WHAT YOU HAVE TO DO ::
Copy each of the entries below faithfully, setting aside any pictures.

** Start of DATA IN THIS EXERCISE **

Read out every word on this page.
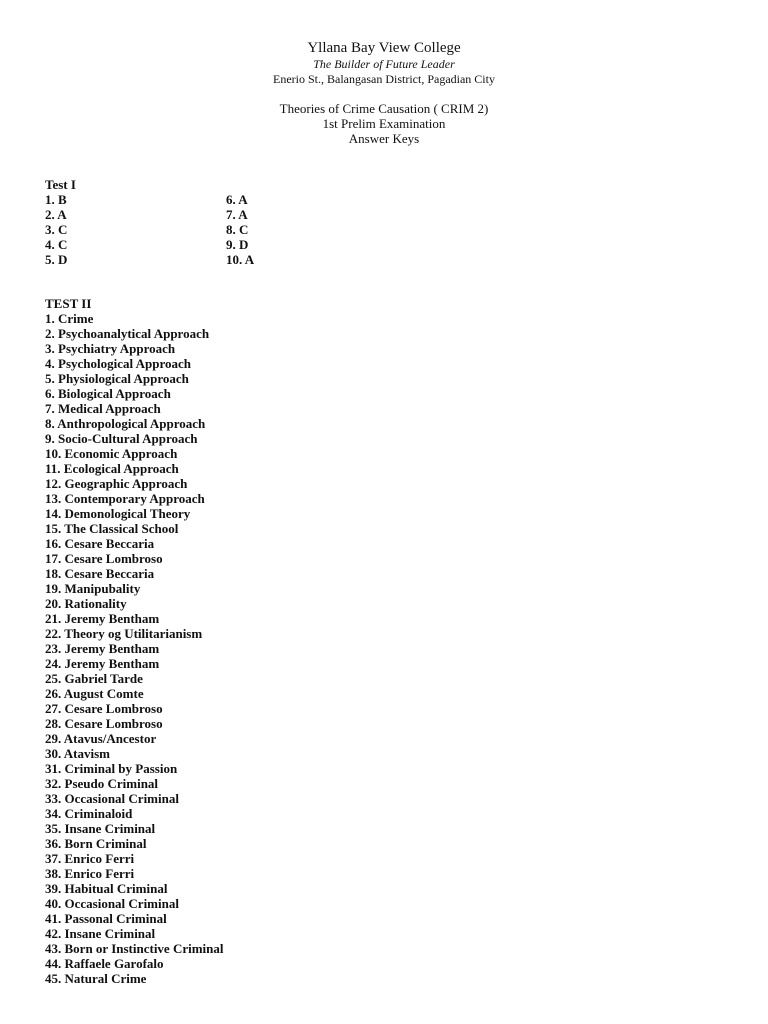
Yllana Bay View College
The Builder of Future Leader
Enerio St., Balangasan District, Pagadian City
Theories of Crime Causation ( CRIM 2)
1st Prelim Examination
Answer Keys
Test I
1. B
2. A
3. C
4. C
5. D
6. A
7. A
8. C
9. D
10. A
TEST II
1. Crime
2. Psychoanalytical Approach
3. Psychiatry Approach
4. Psychological Approach
5. Physiological Approach
6. Biological Approach
7. Medical Approach
8. Anthropological Approach
9. Socio-Cultural Approach
10. Economic Approach
11. Ecological Approach
12. Geographic Approach
13. Contemporary Approach
14. Demonological Theory
15. The Classical School
16. Cesare Beccaria
17. Cesare Lombroso
18. Cesare Beccaria
19. Manipubality
20. Rationality
21. Jeremy Bentham
22. Theory og Utilitarianism
23. Jeremy Bentham
24. Jeremy Bentham
25. Gabriel Tarde
26. August Comte
27. Cesare Lombroso
28. Cesare Lombroso
29. Atavus/Ancestor
30. Atavism
31. Criminal by Passion
32. Pseudo Criminal
33. Occasional Criminal
34. Criminaloid
35. Insane Criminal
36. Born Criminal
37. Enrico Ferri
38. Enrico Ferri
39. Habitual Criminal
40. Occasional Criminal
41. Passonal Criminal
42. Insane Criminal
43. Born or Instinctive Criminal
44. Raffaele Garofalo
45. Natural Crime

** End of DATA IN THIS EXERCISE **

SOLUTION ::
Read out every word on this page.
Yllana Bay View College
The Builder of Future Leader
Enerio St., Balangasan District, Pagadian City
Theories of Crime Causation ( CRIM 2)
1st Prelim Examination
Answer Keys
Test I
1. B
2. A
3. C
4. C
5. D
6. A
7. A
8. C
9. D
10. A
TEST II
1. Crime
2. Psychoanalytical Approach
3. Psychiatry Approach
4. Psychological Approach
5. Physiological Approach
6. Biological Approach
7. Medical Approach
8. Anthropological Approach
9. Socio-Cultural Approach
10. Economic Approach
11. Ecological Approach
12. Geographic Approach
13. Contemporary Approach
14. Demonological Theory
15. The Classical School
16. Cesare Beccaria
17. Cesare Lombroso
18. Cesare Beccaria
19. Manipubality
20. Rationality
21. Jeremy Bentham
22. Theory og Utilitarianism
23. Jeremy Bentham
24. Jeremy Bentham
25. Gabriel Tarde
26. August Comte
27. Cesare Lombroso
28. Cesare Lombroso
29. Atavus/Ancestor
30. Atavism
31. Criminal by Passion
32. Pseudo Criminal
33. Occasional Criminal
34. Criminaloid
35. Insane Criminal
36. Born Criminal
37. Enrico Ferri
38. Enrico Ferri
39. Habitual Criminal
40. Occasional Criminal
41. Passonal Criminal
42. Insane Criminal
43. Born or Instinctive Criminal
44. Raffaele Garofalo
45. Natural Crime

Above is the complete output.